Information shown |
[Start]
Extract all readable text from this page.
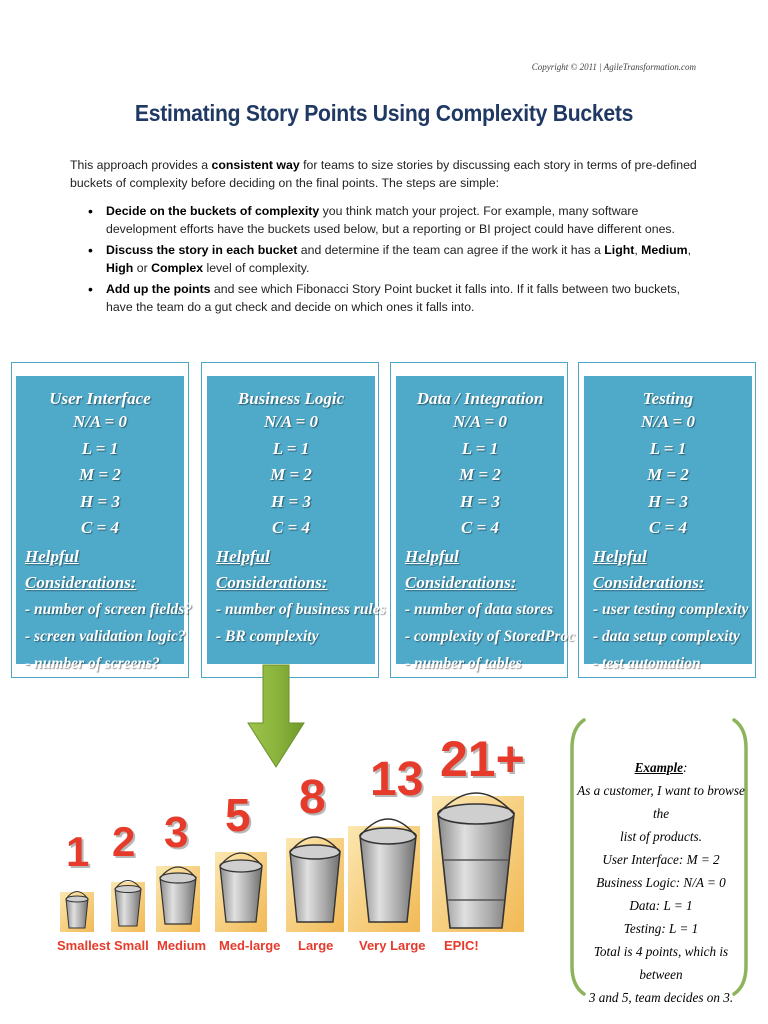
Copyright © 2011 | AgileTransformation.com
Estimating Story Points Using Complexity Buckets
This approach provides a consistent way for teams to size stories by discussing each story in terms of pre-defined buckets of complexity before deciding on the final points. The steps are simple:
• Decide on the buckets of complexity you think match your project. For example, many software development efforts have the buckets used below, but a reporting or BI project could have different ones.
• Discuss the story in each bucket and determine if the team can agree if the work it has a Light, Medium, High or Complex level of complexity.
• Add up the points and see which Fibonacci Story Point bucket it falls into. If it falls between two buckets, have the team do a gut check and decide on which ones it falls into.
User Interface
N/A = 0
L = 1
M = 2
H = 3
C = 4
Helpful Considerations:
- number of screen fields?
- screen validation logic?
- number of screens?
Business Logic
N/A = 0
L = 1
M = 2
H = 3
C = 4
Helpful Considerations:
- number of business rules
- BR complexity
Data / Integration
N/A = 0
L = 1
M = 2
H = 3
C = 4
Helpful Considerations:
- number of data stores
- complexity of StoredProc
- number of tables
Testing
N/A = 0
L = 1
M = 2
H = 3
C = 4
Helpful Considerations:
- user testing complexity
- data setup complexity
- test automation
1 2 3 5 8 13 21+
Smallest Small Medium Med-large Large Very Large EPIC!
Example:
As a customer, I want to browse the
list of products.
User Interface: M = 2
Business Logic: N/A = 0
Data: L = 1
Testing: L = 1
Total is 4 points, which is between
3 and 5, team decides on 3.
[End]
Description of the task |
Extract each line holding the word "ones" from the records.

Finished task |
• Decide on the buckets of complexity you think match your project. For example, many software development efforts have the buckets used below, but a reporting or BI project could have different ones.
• Add up the points and see which Fibonacci Story Point bucket it falls into. If it falls between two buckets, have the team do a gut check and decide on which ones it falls into.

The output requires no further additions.